◆ Element region listings:
-----
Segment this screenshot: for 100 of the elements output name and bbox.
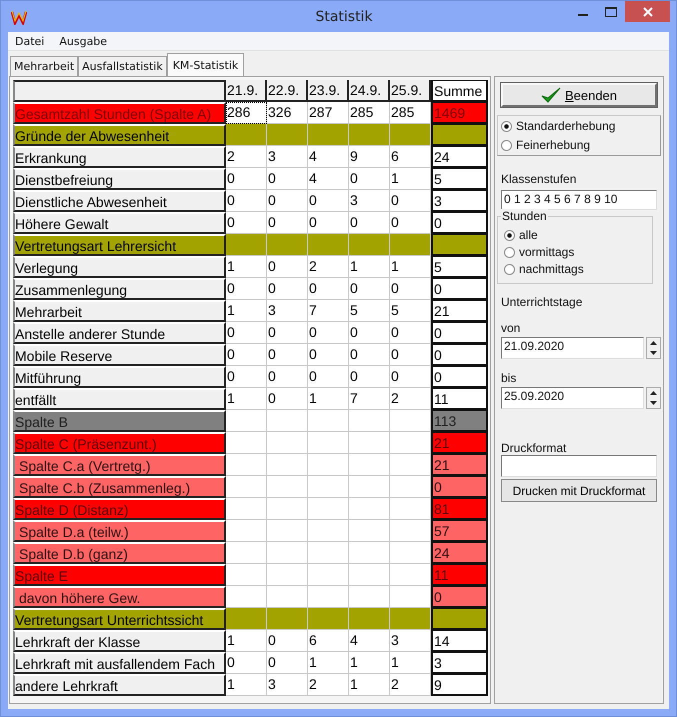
sum-cell: 21: [431, 454, 488, 476]
table-cell: [349, 124, 390, 146]
spin-buttons[interactable]: [646, 387, 661, 409]
table-cell: 0: [267, 168, 308, 190]
table-cell: 0: [267, 278, 308, 300]
row-label: Zusammenlegung: [13, 278, 226, 300]
table-cell: [390, 124, 431, 146]
table-cell: [226, 234, 267, 256]
table-cell: 9: [349, 146, 390, 168]
table-cell: 0: [349, 212, 390, 234]
table-cell: [349, 542, 390, 564]
menu-item[interactable]: Datei: [8, 34, 52, 48]
up-arrow-icon: [650, 391, 657, 395]
table-cell: 0: [308, 212, 349, 234]
radio-option[interactable]: nachmittags: [504, 261, 652, 277]
input-field[interactable]: 0 1 2 3 4 5 6 7 8 9 10: [501, 190, 657, 210]
table-cell: 0: [390, 344, 431, 366]
radio-button[interactable]: [501, 120, 512, 132]
table-cell: 1: [390, 652, 431, 674]
column-header: 21.9.: [226, 80, 267, 102]
group-title: Stunden: [501, 209, 548, 223]
sum-cell: 57: [431, 520, 488, 542]
table-cell: [308, 432, 349, 454]
table-cell: 0: [226, 322, 267, 344]
checkmark-icon: [540, 87, 561, 103]
spin-buttons[interactable]: [646, 337, 661, 359]
table-cell: [226, 476, 267, 498]
row-label: Anstelle anderer Stunde: [13, 322, 226, 344]
table-cell: [267, 608, 308, 630]
field-label: Klassenstufen: [501, 172, 578, 186]
sum-cell: 3: [431, 652, 488, 674]
table-cell: [349, 410, 390, 432]
table-cell: 0: [390, 212, 431, 234]
table-cell: 0: [226, 366, 267, 388]
sum-cell: 0: [431, 586, 488, 608]
minimize-icon: [578, 14, 588, 16]
radio-button[interactable]: [501, 140, 512, 150]
table-cell: 0: [390, 322, 431, 344]
table-cell: [226, 520, 267, 542]
sum-cell: 0: [431, 278, 488, 300]
table-cell: 3: [267, 674, 308, 696]
radio-button[interactable]: [504, 230, 515, 240]
table-cell: 6: [308, 630, 349, 652]
table-cell: 1: [308, 652, 349, 674]
sum-cell: 3: [431, 190, 488, 212]
sum-cell: [431, 234, 488, 256]
radio-option[interactable]: Feinerhebung: [501, 137, 658, 153]
table-cell: 0: [226, 344, 267, 366]
menu-item[interactable]: Ausgabe: [52, 34, 116, 48]
tab[interactable]: Mehrarbeit: [10, 56, 78, 76]
radio-option[interactable]: vormittags: [504, 244, 652, 260]
sum-cell: 11: [431, 564, 488, 586]
table-cell: [308, 586, 349, 608]
row-label: Vertretungsart Lehrersicht: [13, 234, 226, 256]
table-cell: [349, 498, 390, 520]
row-label: Erkrankung: [13, 146, 226, 168]
table-cell: [349, 432, 390, 454]
table-cell: [390, 476, 431, 498]
radio-button[interactable]: [504, 246, 515, 258]
radio-button[interactable]: [504, 264, 515, 274]
row-label: Gesamtzahl Stunden (Spalte A): [13, 102, 226, 124]
table-cell: [308, 564, 349, 586]
column-header: Summe: [431, 80, 488, 102]
radio-option[interactable]: Standarderhebung: [501, 118, 658, 134]
table-cell: 1: [226, 630, 267, 652]
table-cell: 1: [226, 300, 267, 322]
table-cell: 4: [308, 146, 349, 168]
tab[interactable]: KM-Statistik: [166, 53, 244, 76]
table-cell: 0: [349, 322, 390, 344]
down-arrow-icon: [650, 401, 657, 405]
print-button[interactable]: Drucken mit Druckformat: [501, 479, 657, 502]
row-label: Mitführung: [13, 366, 226, 388]
table-cell: 1: [349, 256, 390, 278]
table-cell: 1: [226, 674, 267, 696]
table-cell: 0: [308, 344, 349, 366]
sum-cell: 1469: [431, 102, 488, 124]
row-label: Spalte E: [13, 564, 226, 586]
sum-cell: 14: [431, 630, 488, 652]
table-cell: 4: [308, 168, 349, 190]
sum-cell: 21: [431, 432, 488, 454]
app-icon: [11, 8, 27, 24]
sum-cell: 0: [431, 212, 488, 234]
table-cell: [390, 586, 431, 608]
column-header: 23.9.: [308, 80, 349, 102]
column-header: 25.9.: [390, 80, 431, 102]
table-cell: 0: [226, 652, 267, 674]
tab[interactable]: Ausfallstatistik: [78, 56, 167, 76]
row-label: Spalte C.a (Vertretg.): [13, 454, 226, 476]
table-cell: [390, 542, 431, 564]
table-cell: [267, 476, 308, 498]
row-label: Spalte D.b (ganz): [13, 542, 226, 564]
date-field[interactable]: 25.09.2020: [501, 387, 644, 409]
close-button[interactable]: [625, 1, 670, 22]
input-field[interactable]: [501, 455, 657, 477]
radio-option[interactable]: alle: [504, 227, 652, 243]
close-button[interactable]: Beenden: [501, 83, 657, 107]
window-title: Statistik: [314, 8, 374, 24]
sum-cell: 9: [431, 674, 488, 696]
date-field[interactable]: 21.09.2020: [501, 337, 644, 359]
sum-cell: [431, 124, 488, 146]
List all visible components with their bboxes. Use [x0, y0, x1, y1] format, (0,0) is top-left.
-----
Quote the rows verbatim, from the line containing "sum-cell: 21: [431, 454, 488, 476]" through the line containing "minimize-icon: [578, 14, 588, 16]", inclusive.

sum-cell: 21: [431, 454, 488, 476]
table-cell: [349, 124, 390, 146]
spin-buttons[interactable]: [646, 387, 661, 409]
table-cell: 0: [267, 168, 308, 190]
table-cell: 0: [267, 278, 308, 300]
row-label: Zusammenlegung: [13, 278, 226, 300]
table-cell: [390, 124, 431, 146]
table-cell: [226, 234, 267, 256]
table-cell: 9: [349, 146, 390, 168]
table-cell: 0: [349, 212, 390, 234]
table-cell: [349, 542, 390, 564]
menu-item[interactable]: Datei: [8, 34, 52, 48]
up-arrow-icon: [650, 391, 657, 395]
table-cell: 0: [308, 212, 349, 234]
radio-option[interactable]: nachmittags: [504, 261, 652, 277]
input-field[interactable]: 0 1 2 3 4 5 6 7 8 9 10: [501, 190, 657, 210]
table-cell: 0: [390, 344, 431, 366]
radio-button[interactable]: [501, 120, 512, 132]
table-cell: 1: [390, 652, 431, 674]
column-header: 21.9.: [226, 80, 267, 102]
group-title: Stunden: [501, 209, 548, 223]
sum-cell: 57: [431, 520, 488, 542]
table-cell: [308, 432, 349, 454]
table-cell: 0: [226, 322, 267, 344]
checkmark-icon: [540, 87, 561, 103]
spin-buttons[interactable]: [646, 337, 661, 359]
table-cell: [226, 476, 267, 498]
row-label: Anstelle anderer Stunde: [13, 322, 226, 344]
table-cell: [267, 608, 308, 630]
field-label: Klassenstufen: [501, 172, 578, 186]
sum-cell: 3: [431, 652, 488, 674]
table-cell: [349, 410, 390, 432]
table-cell: 0: [390, 212, 431, 234]
table-cell: 0: [226, 366, 267, 388]
sum-cell: 0: [431, 586, 488, 608]
minimize-icon: [578, 14, 588, 16]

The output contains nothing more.